▸ GIVEN INSTRUCTION: Copy each line of the data below with the word "high".

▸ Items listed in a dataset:
□ □ □

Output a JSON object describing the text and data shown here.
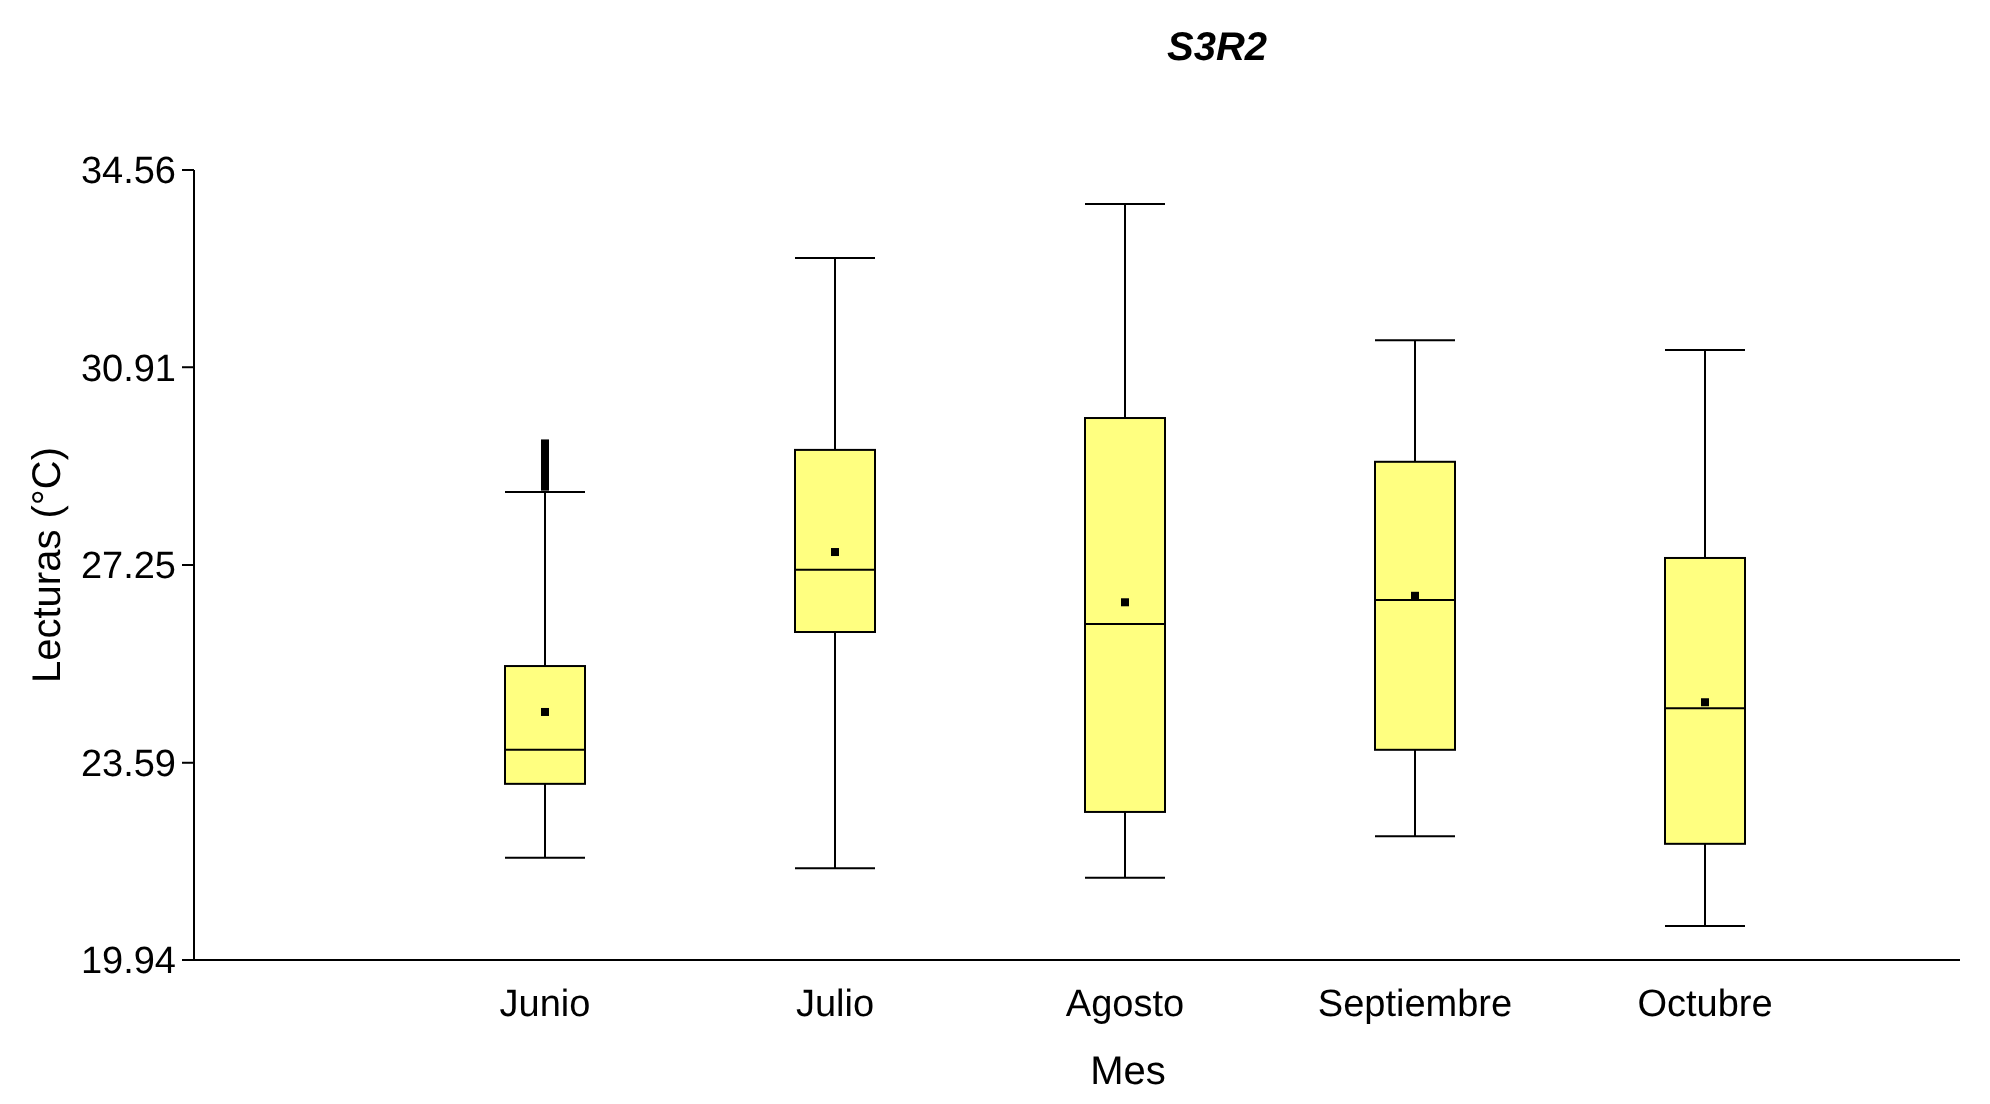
{
  "chart_data": {
    "type": "box",
    "title": "S3R2",
    "xlabel": "Mes",
    "ylabel": "Lecturas (°C)",
    "categories": [
      "Junio",
      "Julio",
      "Agosto",
      "Septiembre",
      "Octubre"
    ],
    "ylim": [
      19.94,
      34.56
    ],
    "yticks": [
      19.94,
      23.59,
      27.25,
      30.91,
      34.56
    ],
    "grid": false,
    "marker": "square",
    "series": [
      {
        "color": "#ffff80",
        "boxes": [
          {
            "low": 21.83,
            "q1": 23.2,
            "median": 23.83,
            "q3": 25.38,
            "high": 28.6,
            "mean": 24.53,
            "outliers": [
              28.7,
              28.8,
              28.9,
              29.0,
              29.1,
              29.2,
              29.3,
              29.4,
              29.5
            ]
          },
          {
            "low": 21.64,
            "q1": 26.01,
            "median": 27.16,
            "q3": 29.38,
            "high": 32.93,
            "mean": 27.49
          },
          {
            "low": 21.46,
            "q1": 22.68,
            "median": 26.16,
            "q3": 29.97,
            "high": 33.93,
            "mean": 26.56
          },
          {
            "low": 22.23,
            "q1": 23.83,
            "median": 26.6,
            "q3": 29.16,
            "high": 31.41,
            "mean": 26.68
          },
          {
            "low": 20.57,
            "q1": 22.09,
            "median": 24.6,
            "q3": 27.38,
            "high": 31.23,
            "mean": 24.71
          }
        ]
      }
    ]
  }
}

□ □ □

▸ RESULT OF THE EXERCISE:
            "high": 28.6,
            "high": 32.93,
            "high": 33.93,
            "high": 31.41,
            "high": 31.23,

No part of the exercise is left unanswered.